**WHAT TO PRODUCE:** Only the lines holding "name" are wanted here; copy each from the listing.

**RECORDS PROVIDED:**
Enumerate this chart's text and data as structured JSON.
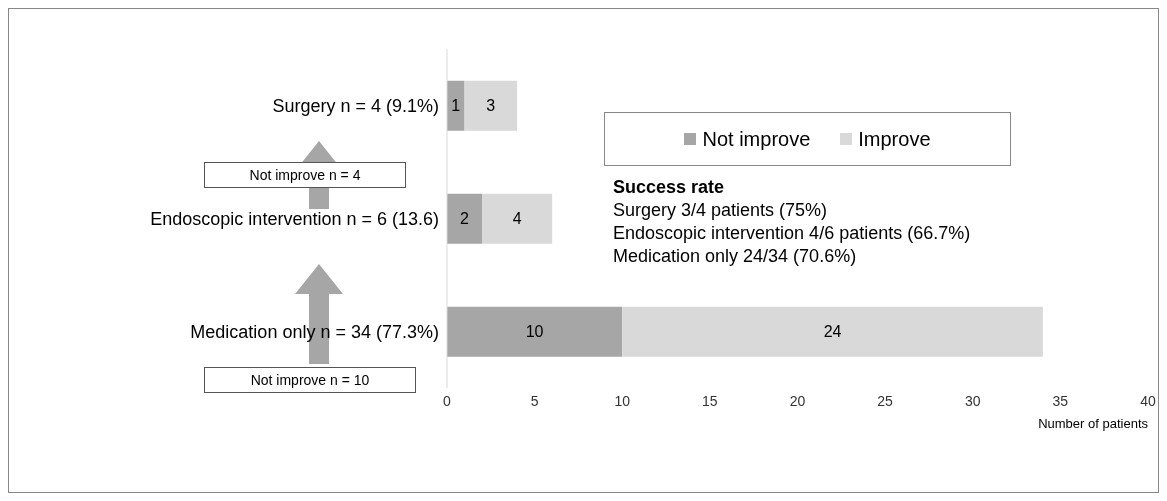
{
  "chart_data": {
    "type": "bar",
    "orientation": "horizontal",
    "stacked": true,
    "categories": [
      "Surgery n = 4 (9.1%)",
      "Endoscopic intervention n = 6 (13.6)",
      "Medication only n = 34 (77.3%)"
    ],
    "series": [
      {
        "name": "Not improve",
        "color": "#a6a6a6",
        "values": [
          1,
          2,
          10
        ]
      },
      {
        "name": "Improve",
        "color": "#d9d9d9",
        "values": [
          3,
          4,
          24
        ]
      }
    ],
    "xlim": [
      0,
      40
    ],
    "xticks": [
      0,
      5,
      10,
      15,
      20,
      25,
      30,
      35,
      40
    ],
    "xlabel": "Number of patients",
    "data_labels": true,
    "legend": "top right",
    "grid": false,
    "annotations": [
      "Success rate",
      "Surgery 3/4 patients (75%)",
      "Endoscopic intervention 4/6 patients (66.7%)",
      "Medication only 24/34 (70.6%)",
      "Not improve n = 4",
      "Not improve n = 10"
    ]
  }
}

==

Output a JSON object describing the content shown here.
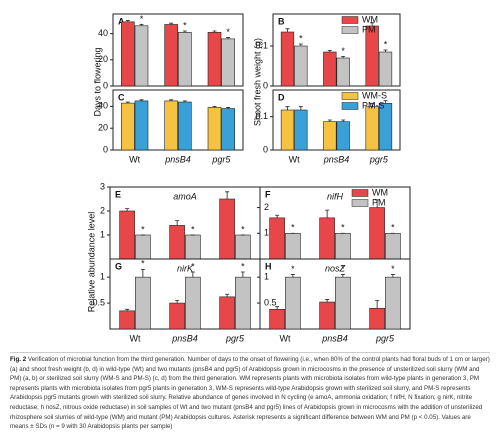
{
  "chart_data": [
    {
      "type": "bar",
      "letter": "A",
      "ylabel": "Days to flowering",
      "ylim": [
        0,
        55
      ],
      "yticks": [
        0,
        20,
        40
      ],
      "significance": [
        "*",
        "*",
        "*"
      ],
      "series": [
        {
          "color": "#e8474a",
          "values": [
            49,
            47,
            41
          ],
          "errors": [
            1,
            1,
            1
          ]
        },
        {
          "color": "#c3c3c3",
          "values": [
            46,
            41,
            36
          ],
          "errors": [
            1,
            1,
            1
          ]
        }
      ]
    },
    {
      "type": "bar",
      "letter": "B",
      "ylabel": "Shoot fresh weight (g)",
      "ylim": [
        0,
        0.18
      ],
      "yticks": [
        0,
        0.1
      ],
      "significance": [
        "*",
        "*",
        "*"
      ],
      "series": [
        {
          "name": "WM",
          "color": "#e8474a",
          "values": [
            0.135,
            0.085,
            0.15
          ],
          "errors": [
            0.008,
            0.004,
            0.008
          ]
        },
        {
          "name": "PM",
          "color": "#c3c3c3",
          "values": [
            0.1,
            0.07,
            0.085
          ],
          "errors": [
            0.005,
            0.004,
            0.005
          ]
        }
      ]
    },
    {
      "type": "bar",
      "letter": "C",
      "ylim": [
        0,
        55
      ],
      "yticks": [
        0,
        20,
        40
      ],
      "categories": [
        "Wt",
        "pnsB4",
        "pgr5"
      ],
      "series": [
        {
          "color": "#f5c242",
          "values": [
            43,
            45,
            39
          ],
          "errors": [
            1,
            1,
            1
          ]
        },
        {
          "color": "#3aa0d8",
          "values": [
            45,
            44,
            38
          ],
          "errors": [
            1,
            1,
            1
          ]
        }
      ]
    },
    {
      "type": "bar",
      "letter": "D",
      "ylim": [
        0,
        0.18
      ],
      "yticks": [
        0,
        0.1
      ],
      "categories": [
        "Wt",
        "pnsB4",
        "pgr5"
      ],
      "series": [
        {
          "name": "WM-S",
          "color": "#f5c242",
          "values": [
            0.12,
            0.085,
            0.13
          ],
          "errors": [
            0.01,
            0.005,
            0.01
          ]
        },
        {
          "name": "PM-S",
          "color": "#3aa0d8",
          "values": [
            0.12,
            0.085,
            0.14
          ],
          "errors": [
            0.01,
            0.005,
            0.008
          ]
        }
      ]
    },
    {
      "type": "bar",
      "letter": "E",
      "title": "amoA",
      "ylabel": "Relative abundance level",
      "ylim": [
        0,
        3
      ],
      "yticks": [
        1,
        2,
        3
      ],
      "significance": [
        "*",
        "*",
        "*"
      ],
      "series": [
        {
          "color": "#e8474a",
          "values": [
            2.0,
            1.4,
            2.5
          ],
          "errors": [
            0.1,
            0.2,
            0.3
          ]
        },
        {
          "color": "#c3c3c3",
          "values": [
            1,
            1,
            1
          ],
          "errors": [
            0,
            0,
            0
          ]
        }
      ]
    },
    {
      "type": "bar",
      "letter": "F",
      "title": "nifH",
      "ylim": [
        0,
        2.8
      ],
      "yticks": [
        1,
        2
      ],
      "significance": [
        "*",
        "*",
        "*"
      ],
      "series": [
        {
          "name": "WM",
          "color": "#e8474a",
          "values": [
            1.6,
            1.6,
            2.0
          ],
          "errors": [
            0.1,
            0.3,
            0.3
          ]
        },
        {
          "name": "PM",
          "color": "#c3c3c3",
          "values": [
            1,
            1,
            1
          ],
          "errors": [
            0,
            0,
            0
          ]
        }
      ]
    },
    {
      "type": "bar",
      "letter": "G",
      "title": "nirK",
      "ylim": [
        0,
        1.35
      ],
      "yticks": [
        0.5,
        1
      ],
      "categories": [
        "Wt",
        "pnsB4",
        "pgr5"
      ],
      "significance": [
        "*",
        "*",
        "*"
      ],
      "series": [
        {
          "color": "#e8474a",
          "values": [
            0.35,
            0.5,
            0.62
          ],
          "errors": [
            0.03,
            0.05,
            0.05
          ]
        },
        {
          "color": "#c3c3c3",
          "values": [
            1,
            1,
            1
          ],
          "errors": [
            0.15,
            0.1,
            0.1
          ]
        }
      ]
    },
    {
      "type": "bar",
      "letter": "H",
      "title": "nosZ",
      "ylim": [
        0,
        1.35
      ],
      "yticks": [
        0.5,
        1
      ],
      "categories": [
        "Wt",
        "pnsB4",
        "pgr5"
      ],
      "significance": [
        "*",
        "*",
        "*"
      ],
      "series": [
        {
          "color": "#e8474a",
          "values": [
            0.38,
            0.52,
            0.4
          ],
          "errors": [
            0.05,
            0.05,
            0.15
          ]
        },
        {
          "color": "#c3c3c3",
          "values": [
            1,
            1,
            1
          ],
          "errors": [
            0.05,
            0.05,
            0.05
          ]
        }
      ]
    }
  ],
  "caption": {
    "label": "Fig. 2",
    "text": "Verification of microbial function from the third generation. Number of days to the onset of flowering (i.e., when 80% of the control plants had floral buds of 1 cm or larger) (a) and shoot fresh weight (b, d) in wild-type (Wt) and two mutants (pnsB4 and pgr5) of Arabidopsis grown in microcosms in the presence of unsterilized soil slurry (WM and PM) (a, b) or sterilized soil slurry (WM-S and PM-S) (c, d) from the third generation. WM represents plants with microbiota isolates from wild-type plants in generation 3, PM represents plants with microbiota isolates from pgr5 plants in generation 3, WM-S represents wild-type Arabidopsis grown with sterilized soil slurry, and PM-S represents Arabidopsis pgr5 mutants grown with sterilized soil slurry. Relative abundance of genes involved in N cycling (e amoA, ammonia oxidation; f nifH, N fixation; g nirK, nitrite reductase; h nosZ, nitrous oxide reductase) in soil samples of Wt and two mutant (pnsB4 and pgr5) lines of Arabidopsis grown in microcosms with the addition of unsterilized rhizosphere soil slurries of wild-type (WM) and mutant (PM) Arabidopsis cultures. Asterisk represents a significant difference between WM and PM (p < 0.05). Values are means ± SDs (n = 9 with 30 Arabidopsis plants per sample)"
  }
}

* * *

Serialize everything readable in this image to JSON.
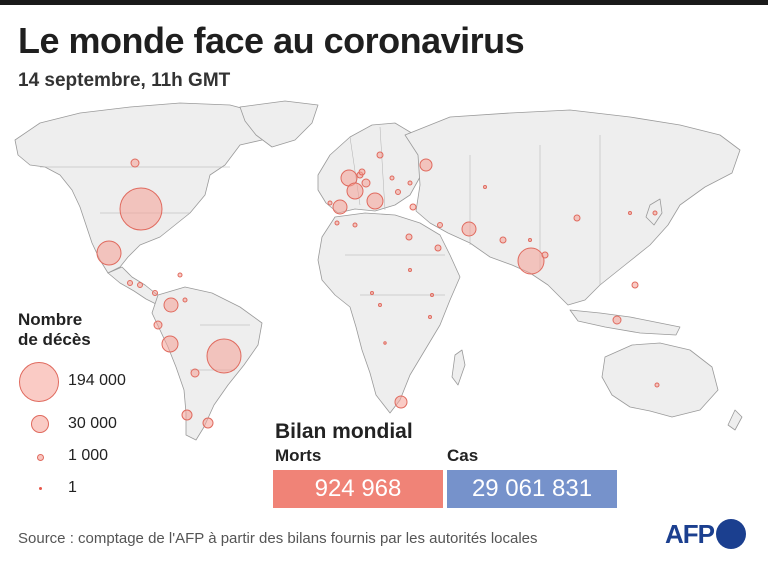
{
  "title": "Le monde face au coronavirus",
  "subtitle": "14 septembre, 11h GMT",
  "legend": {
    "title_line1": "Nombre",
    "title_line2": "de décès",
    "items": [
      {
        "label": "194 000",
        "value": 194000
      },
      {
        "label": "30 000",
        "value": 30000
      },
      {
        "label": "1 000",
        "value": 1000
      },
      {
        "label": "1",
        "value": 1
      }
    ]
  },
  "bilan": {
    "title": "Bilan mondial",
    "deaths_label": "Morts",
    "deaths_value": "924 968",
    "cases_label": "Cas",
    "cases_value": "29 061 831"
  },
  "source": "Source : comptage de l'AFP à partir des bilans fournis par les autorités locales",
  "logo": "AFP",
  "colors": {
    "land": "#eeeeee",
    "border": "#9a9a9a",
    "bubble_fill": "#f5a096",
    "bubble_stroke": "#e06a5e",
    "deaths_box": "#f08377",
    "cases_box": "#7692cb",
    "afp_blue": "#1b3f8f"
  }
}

**EXERCISE RESULT:**
        "name": "Not improve",
        "name": "Improve",
          "name": "WM",
          "name": "PM",
          "name": "WM-S",
          "name": "PM-S",
          "name": "WM",
          "name": "PM",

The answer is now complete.